Work to do: Emit the data below verbatim, stripping out any pictures.

[Extracted records start]

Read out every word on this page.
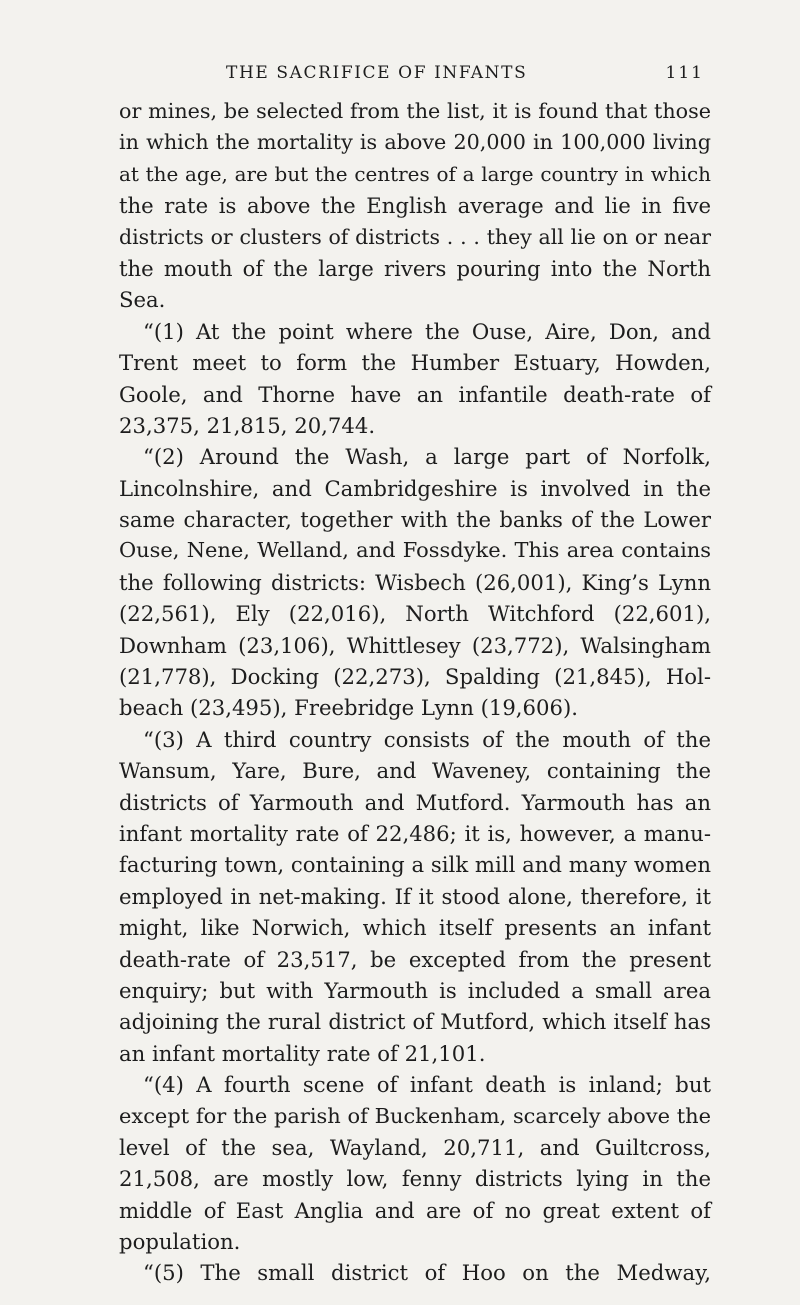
THE SACRIFICE OF INFANTS	111
or mines, be selected from the list, it is found that those
in which the mortality is above 20,000 in 100,000 living
at the age, are but the centres of a large country in which
the rate is above the English average and lie in five
districts or clusters of districts . . . they all lie on or near
the mouth of the large rivers pouring into the North
Sea.
“(1) At the point where the Ouse, Aire, Don, and
Trent meet to form the Humber Estuary, Howden,
Goole, and Thorne have an infantile death-rate of
23,375, 21,815, 20,744.
“(2) Around the Wash, a large part of Norfolk,
Lincolnshire, and Cambridgeshire is involved in the
same character, together with the banks of the Lower
Ouse, Nene, Welland, and Fossdyke. This area contains
the following districts: Wisbech (26,001), King’s Lynn
(22,561), Ely (22,016), North Witchford (22,601),
Downham (23,106), Whittlesey (23,772), Walsingham
(21,778), Docking (22,273), Spalding (21,845), Hol-
beach (23,495), Freebridge Lynn (19,606).
“(3) A third country consists of the mouth of the
Wansum, Yare, Bure, and Waveney, containing the
districts of Yarmouth and Mutford. Yarmouth has an
infant mortality rate of 22,486; it is, however, a manu-
facturing town, containing a silk mill and many women
employed in net-making. If it stood alone, therefore, it
might, like Norwich, which itself presents an infant
death-rate of 23,517, be excepted from the present
enquiry; but with Yarmouth is included a small area
adjoining the rural district of Mutford, which itself has
an infant mortality rate of 21,101.
“(4) A fourth scene of infant death is inland; but
except for the parish of Buckenham, scarcely above the
level of the sea, Wayland, 20,711, and Guiltcross,
21,508, are mostly low, fenny districts lying in the
middle of East Anglia and are of no great extent of
population.
“(5) The small district of Hoo on the Medway,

[Extracted records end]

Correct output:
Read out every word on this page.
THE SACRIFICE OF INFANTS	111
or mines, be selected from the list, it is found that those
in which the mortality is above 20,000 in 100,000 living
at the age, are but the centres of a large country in which
the rate is above the English average and lie in five
districts or clusters of districts . . . they all lie on or near
the mouth of the large rivers pouring into the North
Sea.
“(1) At the point where the Ouse, Aire, Don, and
Trent meet to form the Humber Estuary, Howden,
Goole, and Thorne have an infantile death-rate of
23,375, 21,815, 20,744.
“(2) Around the Wash, a large part of Norfolk,
Lincolnshire, and Cambridgeshire is involved in the
same character, together with the banks of the Lower
Ouse, Nene, Welland, and Fossdyke. This area contains
the following districts: Wisbech (26,001), King’s Lynn
(22,561), Ely (22,016), North Witchford (22,601),
Downham (23,106), Whittlesey (23,772), Walsingham
(21,778), Docking (22,273), Spalding (21,845), Hol-
beach (23,495), Freebridge Lynn (19,606).
“(3) A third country consists of the mouth of the
Wansum, Yare, Bure, and Waveney, containing the
districts of Yarmouth and Mutford. Yarmouth has an
infant mortality rate of 22,486; it is, however, a manu-
facturing town, containing a silk mill and many women
employed in net-making. If it stood alone, therefore, it
might, like Norwich, which itself presents an infant
death-rate of 23,517, be excepted from the present
enquiry; but with Yarmouth is included a small area
adjoining the rural district of Mutford, which itself has
an infant mortality rate of 21,101.
“(4) A fourth scene of infant death is inland; but
except for the parish of Buckenham, scarcely above the
level of the sea, Wayland, 20,711, and Guiltcross,
21,508, are mostly low, fenny districts lying in the
middle of East Anglia and are of no great extent of
population.
“(5) The small district of Hoo on the Medway,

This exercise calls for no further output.